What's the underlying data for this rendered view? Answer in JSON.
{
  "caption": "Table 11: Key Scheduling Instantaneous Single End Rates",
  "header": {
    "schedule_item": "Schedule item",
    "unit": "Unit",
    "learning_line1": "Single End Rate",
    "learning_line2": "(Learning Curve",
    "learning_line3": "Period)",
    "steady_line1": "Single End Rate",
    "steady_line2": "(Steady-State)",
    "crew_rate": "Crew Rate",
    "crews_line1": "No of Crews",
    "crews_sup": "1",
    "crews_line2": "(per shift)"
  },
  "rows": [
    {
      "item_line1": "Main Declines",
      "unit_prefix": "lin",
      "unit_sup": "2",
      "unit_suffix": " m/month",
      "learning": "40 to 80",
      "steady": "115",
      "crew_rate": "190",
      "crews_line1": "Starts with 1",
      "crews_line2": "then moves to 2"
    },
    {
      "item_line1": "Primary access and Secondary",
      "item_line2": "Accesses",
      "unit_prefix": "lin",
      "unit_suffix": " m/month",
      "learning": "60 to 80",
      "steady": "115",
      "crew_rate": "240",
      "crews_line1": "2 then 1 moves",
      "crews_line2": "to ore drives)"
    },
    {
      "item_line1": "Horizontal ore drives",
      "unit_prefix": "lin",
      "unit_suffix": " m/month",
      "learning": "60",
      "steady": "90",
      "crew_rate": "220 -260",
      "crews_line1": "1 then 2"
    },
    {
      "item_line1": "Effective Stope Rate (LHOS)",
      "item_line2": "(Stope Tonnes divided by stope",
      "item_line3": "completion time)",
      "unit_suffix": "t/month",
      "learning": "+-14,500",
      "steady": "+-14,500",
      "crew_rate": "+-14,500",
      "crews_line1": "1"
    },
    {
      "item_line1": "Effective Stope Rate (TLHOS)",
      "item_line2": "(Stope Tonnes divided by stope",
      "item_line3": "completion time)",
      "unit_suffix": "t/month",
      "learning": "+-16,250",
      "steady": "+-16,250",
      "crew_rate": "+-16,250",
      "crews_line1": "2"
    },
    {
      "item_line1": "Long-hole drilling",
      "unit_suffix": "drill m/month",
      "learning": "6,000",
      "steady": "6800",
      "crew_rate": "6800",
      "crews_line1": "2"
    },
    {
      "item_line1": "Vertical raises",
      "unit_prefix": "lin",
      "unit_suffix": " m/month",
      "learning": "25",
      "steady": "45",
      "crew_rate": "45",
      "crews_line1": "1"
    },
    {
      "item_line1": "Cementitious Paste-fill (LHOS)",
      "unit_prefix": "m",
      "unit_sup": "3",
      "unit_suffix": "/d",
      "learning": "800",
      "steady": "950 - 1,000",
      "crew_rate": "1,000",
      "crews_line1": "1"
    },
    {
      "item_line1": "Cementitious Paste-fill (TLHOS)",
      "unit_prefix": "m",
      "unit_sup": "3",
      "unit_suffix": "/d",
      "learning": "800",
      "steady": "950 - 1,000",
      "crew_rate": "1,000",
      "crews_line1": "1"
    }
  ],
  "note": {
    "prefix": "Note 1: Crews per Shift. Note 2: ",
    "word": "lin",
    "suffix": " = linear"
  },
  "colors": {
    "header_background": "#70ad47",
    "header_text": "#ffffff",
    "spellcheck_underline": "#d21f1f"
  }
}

Brief —
Collect the lines of the records that include the string "fill".

The reply —
      "item_line1": "Cementitious Paste-fill (LHOS)",
      "item_line1": "Cementitious Paste-fill (TLHOS)",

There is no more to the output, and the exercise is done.